start TASK INPUTS

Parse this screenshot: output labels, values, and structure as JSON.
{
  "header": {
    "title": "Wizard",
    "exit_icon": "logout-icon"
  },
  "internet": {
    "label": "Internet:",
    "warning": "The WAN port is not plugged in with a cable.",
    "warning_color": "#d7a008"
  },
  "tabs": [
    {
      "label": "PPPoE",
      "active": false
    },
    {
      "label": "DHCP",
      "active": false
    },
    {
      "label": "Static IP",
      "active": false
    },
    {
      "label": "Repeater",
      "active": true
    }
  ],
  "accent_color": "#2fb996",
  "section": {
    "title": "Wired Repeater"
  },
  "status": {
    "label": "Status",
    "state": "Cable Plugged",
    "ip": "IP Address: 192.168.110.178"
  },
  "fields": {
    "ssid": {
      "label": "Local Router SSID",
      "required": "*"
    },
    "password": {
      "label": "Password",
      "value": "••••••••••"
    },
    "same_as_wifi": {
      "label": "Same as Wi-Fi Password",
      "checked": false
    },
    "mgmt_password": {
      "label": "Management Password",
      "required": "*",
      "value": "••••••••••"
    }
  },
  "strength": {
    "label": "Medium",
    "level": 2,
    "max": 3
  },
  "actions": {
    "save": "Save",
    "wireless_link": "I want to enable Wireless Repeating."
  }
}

end TASK INPUTS
start TASK INPUTS

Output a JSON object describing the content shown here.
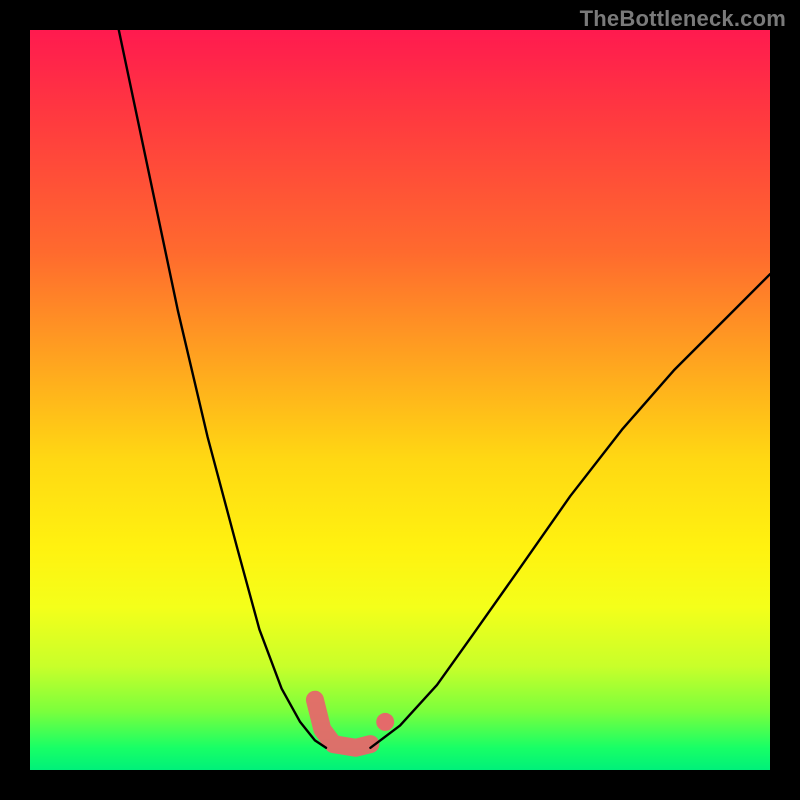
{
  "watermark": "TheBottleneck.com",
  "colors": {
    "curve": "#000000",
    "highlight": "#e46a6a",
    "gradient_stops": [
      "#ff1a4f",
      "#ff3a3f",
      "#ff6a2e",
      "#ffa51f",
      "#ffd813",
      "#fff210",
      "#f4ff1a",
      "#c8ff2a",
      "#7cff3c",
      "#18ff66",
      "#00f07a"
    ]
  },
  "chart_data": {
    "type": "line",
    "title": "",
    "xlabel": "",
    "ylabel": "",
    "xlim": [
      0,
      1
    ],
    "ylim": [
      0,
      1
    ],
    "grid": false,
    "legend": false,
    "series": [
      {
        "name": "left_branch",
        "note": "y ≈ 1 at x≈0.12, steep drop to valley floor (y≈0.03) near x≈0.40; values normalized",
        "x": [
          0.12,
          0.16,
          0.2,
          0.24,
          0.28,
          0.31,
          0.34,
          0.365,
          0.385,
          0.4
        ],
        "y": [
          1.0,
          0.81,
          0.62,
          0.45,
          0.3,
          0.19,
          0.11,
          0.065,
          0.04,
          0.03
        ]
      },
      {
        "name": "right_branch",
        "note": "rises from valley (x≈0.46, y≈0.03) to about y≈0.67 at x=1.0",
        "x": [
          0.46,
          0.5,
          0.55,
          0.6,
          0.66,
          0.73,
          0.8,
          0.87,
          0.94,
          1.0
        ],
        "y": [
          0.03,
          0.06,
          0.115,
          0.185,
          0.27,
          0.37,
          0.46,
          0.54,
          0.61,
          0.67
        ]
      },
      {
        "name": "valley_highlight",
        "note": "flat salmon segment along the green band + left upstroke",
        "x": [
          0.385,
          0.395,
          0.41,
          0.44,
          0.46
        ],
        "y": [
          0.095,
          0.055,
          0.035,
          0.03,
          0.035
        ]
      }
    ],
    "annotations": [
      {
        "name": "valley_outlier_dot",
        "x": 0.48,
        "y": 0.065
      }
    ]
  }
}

end TASK INPUTS

◆ WHAT YOU WILL DO: Gather all lines from the listing above in which "JSON" occurs.

◆ ANSWER IN FULL:
Parse this screenshot: output labels, values, and structure as JSON.
Output a JSON object describing the content shown here.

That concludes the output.